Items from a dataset
## Start

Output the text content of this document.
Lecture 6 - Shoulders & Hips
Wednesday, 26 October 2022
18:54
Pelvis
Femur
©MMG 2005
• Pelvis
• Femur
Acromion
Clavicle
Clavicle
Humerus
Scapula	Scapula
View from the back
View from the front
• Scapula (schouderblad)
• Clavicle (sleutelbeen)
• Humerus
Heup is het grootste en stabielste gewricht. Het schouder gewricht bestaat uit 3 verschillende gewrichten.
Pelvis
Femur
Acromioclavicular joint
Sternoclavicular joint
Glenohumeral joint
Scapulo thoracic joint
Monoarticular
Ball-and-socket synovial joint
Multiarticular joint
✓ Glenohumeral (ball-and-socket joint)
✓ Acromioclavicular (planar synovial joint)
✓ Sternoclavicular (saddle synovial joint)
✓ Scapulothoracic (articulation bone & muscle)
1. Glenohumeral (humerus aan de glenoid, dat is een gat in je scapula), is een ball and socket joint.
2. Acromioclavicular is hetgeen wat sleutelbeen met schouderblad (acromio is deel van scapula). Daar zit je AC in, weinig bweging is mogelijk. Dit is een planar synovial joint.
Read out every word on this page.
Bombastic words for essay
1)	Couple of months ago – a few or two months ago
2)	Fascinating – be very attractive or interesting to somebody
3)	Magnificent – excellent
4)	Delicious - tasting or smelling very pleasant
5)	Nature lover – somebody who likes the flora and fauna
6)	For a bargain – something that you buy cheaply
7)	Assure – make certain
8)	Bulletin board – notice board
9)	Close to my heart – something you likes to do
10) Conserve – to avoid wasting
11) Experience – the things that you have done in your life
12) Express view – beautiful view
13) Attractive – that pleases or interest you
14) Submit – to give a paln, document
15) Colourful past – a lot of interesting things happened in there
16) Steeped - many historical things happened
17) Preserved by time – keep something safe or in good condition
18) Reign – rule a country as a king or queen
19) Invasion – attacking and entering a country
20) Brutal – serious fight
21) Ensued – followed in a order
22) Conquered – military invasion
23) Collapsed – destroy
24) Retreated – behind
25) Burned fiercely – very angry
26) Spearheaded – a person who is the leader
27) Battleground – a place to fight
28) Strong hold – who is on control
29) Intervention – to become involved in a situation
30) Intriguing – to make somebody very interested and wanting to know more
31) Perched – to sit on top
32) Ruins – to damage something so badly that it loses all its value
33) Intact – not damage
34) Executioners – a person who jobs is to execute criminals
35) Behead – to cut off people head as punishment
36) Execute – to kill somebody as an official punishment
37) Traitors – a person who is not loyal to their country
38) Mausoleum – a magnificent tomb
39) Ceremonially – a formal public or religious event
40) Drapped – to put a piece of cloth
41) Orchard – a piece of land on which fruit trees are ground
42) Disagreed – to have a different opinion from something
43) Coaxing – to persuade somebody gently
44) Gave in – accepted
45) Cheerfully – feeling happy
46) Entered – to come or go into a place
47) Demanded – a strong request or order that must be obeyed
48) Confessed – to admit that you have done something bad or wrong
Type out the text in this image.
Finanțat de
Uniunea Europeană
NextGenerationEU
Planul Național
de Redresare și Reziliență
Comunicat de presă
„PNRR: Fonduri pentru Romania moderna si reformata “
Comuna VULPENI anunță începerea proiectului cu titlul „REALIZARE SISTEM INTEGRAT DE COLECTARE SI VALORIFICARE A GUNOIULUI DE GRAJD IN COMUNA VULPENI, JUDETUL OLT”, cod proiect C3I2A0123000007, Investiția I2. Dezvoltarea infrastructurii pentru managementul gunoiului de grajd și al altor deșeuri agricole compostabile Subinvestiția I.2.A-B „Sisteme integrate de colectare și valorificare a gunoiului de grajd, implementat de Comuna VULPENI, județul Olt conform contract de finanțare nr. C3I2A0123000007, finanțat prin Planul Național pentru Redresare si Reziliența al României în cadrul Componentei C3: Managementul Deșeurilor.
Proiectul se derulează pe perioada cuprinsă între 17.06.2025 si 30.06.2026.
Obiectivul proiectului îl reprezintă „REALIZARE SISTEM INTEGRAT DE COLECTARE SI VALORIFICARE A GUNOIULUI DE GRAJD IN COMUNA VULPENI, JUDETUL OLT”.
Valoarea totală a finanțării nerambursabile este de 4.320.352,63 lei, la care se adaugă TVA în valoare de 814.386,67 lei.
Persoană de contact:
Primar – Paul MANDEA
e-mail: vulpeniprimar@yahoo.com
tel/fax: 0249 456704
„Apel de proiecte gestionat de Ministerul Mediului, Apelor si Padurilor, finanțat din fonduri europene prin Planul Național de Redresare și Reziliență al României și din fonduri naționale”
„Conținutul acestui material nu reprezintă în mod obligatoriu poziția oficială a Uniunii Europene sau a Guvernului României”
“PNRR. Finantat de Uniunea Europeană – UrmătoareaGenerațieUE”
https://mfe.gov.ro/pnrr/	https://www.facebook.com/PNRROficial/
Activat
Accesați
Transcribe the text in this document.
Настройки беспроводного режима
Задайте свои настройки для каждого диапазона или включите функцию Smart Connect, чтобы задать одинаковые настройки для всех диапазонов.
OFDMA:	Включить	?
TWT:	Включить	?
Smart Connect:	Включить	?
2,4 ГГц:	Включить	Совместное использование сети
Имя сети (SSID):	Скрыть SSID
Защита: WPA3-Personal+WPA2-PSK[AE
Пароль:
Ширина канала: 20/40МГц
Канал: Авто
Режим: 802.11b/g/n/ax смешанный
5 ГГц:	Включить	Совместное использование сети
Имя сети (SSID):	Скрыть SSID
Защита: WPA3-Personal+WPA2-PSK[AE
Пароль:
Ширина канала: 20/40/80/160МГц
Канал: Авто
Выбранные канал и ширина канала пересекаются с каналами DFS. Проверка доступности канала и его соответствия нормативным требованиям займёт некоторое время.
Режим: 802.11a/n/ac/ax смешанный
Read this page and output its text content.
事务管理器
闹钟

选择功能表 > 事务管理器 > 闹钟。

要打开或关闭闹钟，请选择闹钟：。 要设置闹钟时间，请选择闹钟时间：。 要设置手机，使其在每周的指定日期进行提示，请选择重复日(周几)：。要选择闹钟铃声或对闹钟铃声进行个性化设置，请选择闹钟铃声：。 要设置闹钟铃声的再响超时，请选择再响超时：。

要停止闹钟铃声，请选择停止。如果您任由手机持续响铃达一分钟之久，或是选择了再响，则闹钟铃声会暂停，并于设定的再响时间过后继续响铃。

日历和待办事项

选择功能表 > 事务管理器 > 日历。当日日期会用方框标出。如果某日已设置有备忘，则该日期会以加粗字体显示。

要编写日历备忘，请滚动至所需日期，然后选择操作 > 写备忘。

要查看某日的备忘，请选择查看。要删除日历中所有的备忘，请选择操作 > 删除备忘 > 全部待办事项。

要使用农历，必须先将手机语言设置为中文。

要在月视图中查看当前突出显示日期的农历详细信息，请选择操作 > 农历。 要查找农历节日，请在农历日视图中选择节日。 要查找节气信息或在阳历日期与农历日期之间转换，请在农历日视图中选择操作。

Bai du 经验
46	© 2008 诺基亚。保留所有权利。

## End

• **Request**: Please output the entries above, every line exactly as it reads.

• **Full answer**:
Output the text content of this document.
Lecture 6 - Shoulders & Hips
Wednesday, 26 October 2022
18:54
Pelvis
Femur
©MMG 2005
• Pelvis
• Femur
Acromion
Clavicle
Clavicle
Humerus
Scapula	Scapula
View from the back
View from the front
• Scapula (schouderblad)
• Clavicle (sleutelbeen)
• Humerus
Heup is het grootste en stabielste gewricht. Het schouder gewricht bestaat uit 3 verschillende gewrichten.
Pelvis
Femur
Acromioclavicular joint
Sternoclavicular joint
Glenohumeral joint
Scapulo thoracic joint
Monoarticular
Ball-and-socket synovial joint
Multiarticular joint
✓ Glenohumeral (ball-and-socket joint)
✓ Acromioclavicular (planar synovial joint)
✓ Sternoclavicular (saddle synovial joint)
✓ Scapulothoracic (articulation bone & muscle)
1. Glenohumeral (humerus aan de glenoid, dat is een gat in je scapula), is een ball and socket joint.
2. Acromioclavicular is hetgeen wat sleutelbeen met schouderblad (acromio is deel van scapula). Daar zit je AC in, weinig bweging is mogelijk. Dit is een planar synovial joint.
Read out every word on this page.
Bombastic words for essay
1)	Couple of months ago – a few or two months ago
2)	Fascinating – be very attractive or interesting to somebody
3)	Magnificent – excellent
4)	Delicious - tasting or smelling very pleasant
5)	Nature lover – somebody who likes the flora and fauna
6)	For a bargain – something that you buy cheaply
7)	Assure – make certain
8)	Bulletin board – notice board
9)	Close to my heart – something you likes to do
10) Conserve – to avoid wasting
11) Experience – the things that you have done in your life
12) Express view – beautiful view
13) Attractive – that pleases or interest you
14) Submit – to give a paln, document
15) Colourful past – a lot of interesting things happened in there
16) Steeped - many historical things happened
17) Preserved by time – keep something safe or in good condition
18) Reign – rule a country as a king or queen
19) Invasion – attacking and entering a country
20) Brutal – serious fight
21) Ensued – followed in a order
22) Conquered – military invasion
23) Collapsed – destroy
24) Retreated – behind
25) Burned fiercely – very angry
26) Spearheaded – a person who is the leader
27) Battleground – a place to fight
28) Strong hold – who is on control
29) Intervention – to become involved in a situation
30) Intriguing – to make somebody very interested and wanting to know more
31) Perched – to sit on top
32) Ruins – to damage something so badly that it loses all its value
33) Intact – not damage
34) Executioners – a person who jobs is to execute criminals
35) Behead – to cut off people head as punishment
36) Execute – to kill somebody as an official punishment
37) Traitors – a person who is not loyal to their country
38) Mausoleum – a magnificent tomb
39) Ceremonially – a formal public or religious event
40) Drapped – to put a piece of cloth
41) Orchard – a piece of land on which fruit trees are ground
42) Disagreed – to have a different opinion from something
43) Coaxing – to persuade somebody gently
44) Gave in – accepted
45) Cheerfully – feeling happy
46) Entered – to come or go into a place
47) Demanded – a strong request or order that must be obeyed
48) Confessed – to admit that you have done something bad or wrong
Type out the text in this image.
Finanțat de
Uniunea Europeană
NextGenerationEU
Planul Național
de Redresare și Reziliență
Comunicat de presă
„PNRR: Fonduri pentru Romania moderna si reformata “
Comuna VULPENI anunță începerea proiectului cu titlul „REALIZARE SISTEM INTEGRAT DE COLECTARE SI VALORIFICARE A GUNOIULUI DE GRAJD IN COMUNA VULPENI, JUDETUL OLT”, cod proiect C3I2A0123000007, Investiția I2. Dezvoltarea infrastructurii pentru managementul gunoiului de grajd și al altor deșeuri agricole compostabile Subinvestiția I.2.A-B „Sisteme integrate de colectare și valorificare a gunoiului de grajd, implementat de Comuna VULPENI, județul Olt conform contract de finanțare nr. C3I2A0123000007, finanțat prin Planul Național pentru Redresare si Reziliența al României în cadrul Componentei C3: Managementul Deșeurilor.
Proiectul se derulează pe perioada cuprinsă între 17.06.2025 si 30.06.2026.
Obiectivul proiectului îl reprezintă „REALIZARE SISTEM INTEGRAT DE COLECTARE SI VALORIFICARE A GUNOIULUI DE GRAJD IN COMUNA VULPENI, JUDETUL OLT”.
Valoarea totală a finanțării nerambursabile este de 4.320.352,63 lei, la care se adaugă TVA în valoare de 814.386,67 lei.
Persoană de contact:
Primar – Paul MANDEA
e-mail: vulpeniprimar@yahoo.com
tel/fax: 0249 456704
„Apel de proiecte gestionat de Ministerul Mediului, Apelor si Padurilor, finanțat din fonduri europene prin Planul Național de Redresare și Reziliență al României și din fonduri naționale”
„Conținutul acestui material nu reprezintă în mod obligatoriu poziția oficială a Uniunii Europene sau a Guvernului României”
“PNRR. Finantat de Uniunea Europeană – UrmătoareaGenerațieUE”
https://mfe.gov.ro/pnrr/	https://www.facebook.com/PNRROficial/
Activat
Accesați
Transcribe the text in this document.
Настройки беспроводного режима
Задайте свои настройки для каждого диапазона или включите функцию Smart Connect, чтобы задать одинаковые настройки для всех диапазонов.
OFDMA:	Включить	?
TWT:	Включить	?
Smart Connect:	Включить	?
2,4 ГГц:	Включить	Совместное использование сети
Имя сети (SSID):	Скрыть SSID
Защита: WPA3-Personal+WPA2-PSK[AE
Пароль:
Ширина канала: 20/40МГц
Канал: Авто
Режим: 802.11b/g/n/ax смешанный
5 ГГц:	Включить	Совместное использование сети
Имя сети (SSID):	Скрыть SSID
Защита: WPA3-Personal+WPA2-PSK[AE
Пароль:
Ширина канала: 20/40/80/160МГц
Канал: Авто
Выбранные канал и ширина канала пересекаются с каналами DFS. Проверка доступности канала и его соответствия нормативным требованиям займёт некоторое время.
Режим: 802.11a/n/ac/ax смешанный
Read this page and output its text content.
事务管理器
闹钟

选择功能表 > 事务管理器 > 闹钟。

要打开或关闭闹钟，请选择闹钟：。 要设置闹钟时间，请选择闹钟时间：。 要设置手机，使其在每周的指定日期进行提示，请选择重复日(周几)：。要选择闹钟铃声或对闹钟铃声进行个性化设置，请选择闹钟铃声：。 要设置闹钟铃声的再响超时，请选择再响超时：。

要停止闹钟铃声，请选择停止。如果您任由手机持续响铃达一分钟之久，或是选择了再响，则闹钟铃声会暂停，并于设定的再响时间过后继续响铃。

日历和待办事项

选择功能表 > 事务管理器 > 日历。当日日期会用方框标出。如果某日已设置有备忘，则该日期会以加粗字体显示。

要编写日历备忘，请滚动至所需日期，然后选择操作 > 写备忘。

要查看某日的备忘，请选择查看。要删除日历中所有的备忘，请选择操作 > 删除备忘 > 全部待办事项。

要使用农历，必须先将手机语言设置为中文。

要在月视图中查看当前突出显示日期的农历详细信息，请选择操作 > 农历。 要查找农历节日，请在农历日视图中选择节日。 要查找节气信息或在阳历日期与农历日期之间转换，请在农历日视图中选择操作。

Bai du 经验
46	© 2008 诺基亚。保留所有权利。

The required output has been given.